Start Passage to read

So, I am 99% sure that there is a bug in some sense and what you said is just how it is intended to work. If you are sure that this feature indeed works as intended, then I would just never embed fonts. I do not want 30 MB files for 8 bytes of data, and I cannot debug the list of styles for weird, unused things.

Please list the font files that get embedded for you; then I will try to explain why they were embedded. For Fira Code Light, I will check if and why doesn’t it get embedded.

But in general, you need to understand that any style (and any direct formatting) defines three fonts - for “Western” scripts, for “Asian” script, and for “Complex writing systems”. And even if you do not see them (because of your settings that hide non-Western features), they are defined; and whenever you use a style where a font is defined, that font is considered used - even if the text with that style has not a single character in Asian or Complex scripts.

So, if I understand your answer correctly, then

  1. the Asian and Complex fonts are set invisibly and then embedded (perhaps system default values, or similar).
  2. there is no way for me to know about this, because even if I meticulously define a style it will have a kind of fall-back
  3. It is very hard to write a file that will look correct for another person (assuming that they don’t have the font I used)

These are the fonts that are embedded, taken from the fods file:

  <style:font-face style:name="Noto Sans CJK SC" svg:font-family="&apos;Noto Sans CJK SC&apos;" style:font-family-generic="system" style:font-pitch="variable"/>
  <style:font-face style:name="Noto Sans Devanagari" svg:font-family="&apos;Noto Sans Devanagari&apos;" style:font-family-generic="system" style:font-pitch="variable"/>

I think that I can kind of understand your answer (even though it blows my mind that this is intended). Maybe this feature is useful in some cases.

You can disable exporting groups of fonts in the font embedding settings. But yes, this is intended. A style is how text should look; and a used style is a style appearing in the document. A font is embedded to allow user to continue typing, and get the text that looks as intended.

And Asian and Complex fonts aren’t fallbacks - they are the primary fonts used when you (or another person, who you sent your file) types a Chinese character, or a Hebrew character - the same way as e.g. your Fira Code font is used when you type a Latin character. The program has no idea which character you will type next; but it knows, that you created a style (or a direct formatting) that has a “Fira Code+Noto Sans CJK+Noto Sans Devanagari” combo, and the style is used, and you asked to embed fonts from styles that are used.

End Passage to read
Start Records provided

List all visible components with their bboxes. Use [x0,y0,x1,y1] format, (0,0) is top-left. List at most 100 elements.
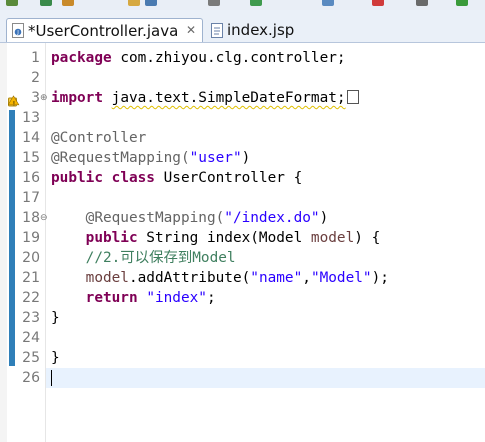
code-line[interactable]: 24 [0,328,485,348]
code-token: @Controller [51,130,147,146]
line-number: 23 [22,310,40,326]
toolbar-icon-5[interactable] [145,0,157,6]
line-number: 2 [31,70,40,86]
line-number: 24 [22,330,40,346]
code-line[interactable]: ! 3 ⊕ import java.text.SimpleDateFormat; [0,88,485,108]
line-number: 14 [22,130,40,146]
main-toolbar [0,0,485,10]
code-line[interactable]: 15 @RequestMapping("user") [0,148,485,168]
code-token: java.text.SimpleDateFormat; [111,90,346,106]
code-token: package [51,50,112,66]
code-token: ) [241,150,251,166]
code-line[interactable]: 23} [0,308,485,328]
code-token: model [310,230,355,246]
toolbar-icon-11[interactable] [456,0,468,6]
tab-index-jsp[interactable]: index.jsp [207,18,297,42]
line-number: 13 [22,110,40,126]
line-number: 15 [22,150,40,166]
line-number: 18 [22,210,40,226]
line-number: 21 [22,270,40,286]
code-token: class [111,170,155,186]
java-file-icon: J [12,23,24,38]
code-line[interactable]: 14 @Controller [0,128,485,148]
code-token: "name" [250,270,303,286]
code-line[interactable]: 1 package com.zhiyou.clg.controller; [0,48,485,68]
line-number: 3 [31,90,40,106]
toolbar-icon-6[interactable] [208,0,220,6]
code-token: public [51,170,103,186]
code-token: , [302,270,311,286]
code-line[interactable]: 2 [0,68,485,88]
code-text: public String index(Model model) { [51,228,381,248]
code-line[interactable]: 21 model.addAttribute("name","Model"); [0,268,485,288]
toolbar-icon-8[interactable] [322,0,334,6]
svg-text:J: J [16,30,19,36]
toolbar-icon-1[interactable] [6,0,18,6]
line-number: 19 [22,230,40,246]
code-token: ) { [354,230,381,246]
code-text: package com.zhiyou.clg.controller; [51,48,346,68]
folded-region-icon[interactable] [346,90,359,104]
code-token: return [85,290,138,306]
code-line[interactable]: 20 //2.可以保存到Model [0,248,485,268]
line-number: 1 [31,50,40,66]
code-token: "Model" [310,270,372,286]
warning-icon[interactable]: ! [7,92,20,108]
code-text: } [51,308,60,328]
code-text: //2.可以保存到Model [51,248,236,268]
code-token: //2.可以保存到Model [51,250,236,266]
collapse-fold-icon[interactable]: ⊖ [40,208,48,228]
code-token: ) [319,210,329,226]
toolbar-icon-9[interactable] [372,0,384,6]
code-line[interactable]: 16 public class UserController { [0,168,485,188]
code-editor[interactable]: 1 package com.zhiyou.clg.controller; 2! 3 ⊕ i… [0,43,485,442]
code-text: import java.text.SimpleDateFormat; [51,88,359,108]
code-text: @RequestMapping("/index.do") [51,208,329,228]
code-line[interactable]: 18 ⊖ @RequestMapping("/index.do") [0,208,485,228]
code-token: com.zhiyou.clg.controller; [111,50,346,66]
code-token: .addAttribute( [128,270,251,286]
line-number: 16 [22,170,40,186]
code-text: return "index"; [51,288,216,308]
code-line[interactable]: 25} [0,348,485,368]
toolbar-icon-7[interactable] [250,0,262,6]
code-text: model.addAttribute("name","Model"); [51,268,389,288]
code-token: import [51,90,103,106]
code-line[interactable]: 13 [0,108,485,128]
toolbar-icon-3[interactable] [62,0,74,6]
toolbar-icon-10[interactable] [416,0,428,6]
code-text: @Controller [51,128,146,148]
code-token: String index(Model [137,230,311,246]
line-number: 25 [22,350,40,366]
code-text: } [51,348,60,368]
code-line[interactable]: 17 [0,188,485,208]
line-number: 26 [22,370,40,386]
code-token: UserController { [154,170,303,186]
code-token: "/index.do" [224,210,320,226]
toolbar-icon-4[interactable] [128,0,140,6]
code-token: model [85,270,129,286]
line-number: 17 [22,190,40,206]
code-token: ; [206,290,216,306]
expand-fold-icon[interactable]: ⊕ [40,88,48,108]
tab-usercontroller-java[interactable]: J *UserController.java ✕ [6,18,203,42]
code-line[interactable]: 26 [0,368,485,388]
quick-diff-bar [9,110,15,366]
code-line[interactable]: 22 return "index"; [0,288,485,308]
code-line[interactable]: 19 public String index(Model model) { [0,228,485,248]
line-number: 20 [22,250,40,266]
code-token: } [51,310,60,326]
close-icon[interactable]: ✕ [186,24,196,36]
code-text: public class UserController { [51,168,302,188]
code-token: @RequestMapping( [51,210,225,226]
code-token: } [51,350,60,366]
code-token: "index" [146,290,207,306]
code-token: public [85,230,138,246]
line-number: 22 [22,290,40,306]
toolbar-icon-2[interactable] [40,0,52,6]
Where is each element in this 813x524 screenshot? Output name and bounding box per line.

End Records provided

> What to work on
Pick up the forum discussion on font embedding after its final sentence and continue it. The entries play no part in this exercise.

> Solved problem
In my testing, Fira gets embedded OK… Maybe your font is some version that has wrong license, that prevents embedding?

Hmm, the license of Fira Code seems OK to me:

This Font Software is licensed under the SIL Open Font License, Version 1.1. This license is available with a FAQ at: http://scripts.sil.org/OFL

I tried switching it to Fira Mono (Open Font License) and that did work, it was embedded! This is interesting and kind of worrysome. There was no warning about a licensing failure.

But… I didn’t define a combo. I never selected or typed this: “Fira Code+Noto Sans CJK+Noto Sans Devanagari”.

This is true only in a very distant sense. If I open the style in libreoffice:

The program definitely knows that I am typing in English because somehow it knew to show me only one font, not all three.

I understand the thing you say about what another person may type, and they could very well type a Japanese character, for sure. But, do you agree that this setting is completely invisible to the user? I have no influence over this at all. Who set these fonts? I promise you that I didn’t, that’s why I called it a fallback (a value used when none is defined by the user). “Default” is maybe a better word.

I saw the checkboxes that deactivate Asian fonts and Complex writing systems. I left them on for the experimentation (otherwise I had 0 embedded fonts) - so this is close to workable, thank you.

Still… this situation isn’t good. I don’t know what a smart solution would be, but I think it’s along the lines of: someone types a Korean character into the sheet, then they have to define what the font for it should be and add that to the file.

I am kind of half satisfied that font embedding can sometimes work without creating huge files – thanks again.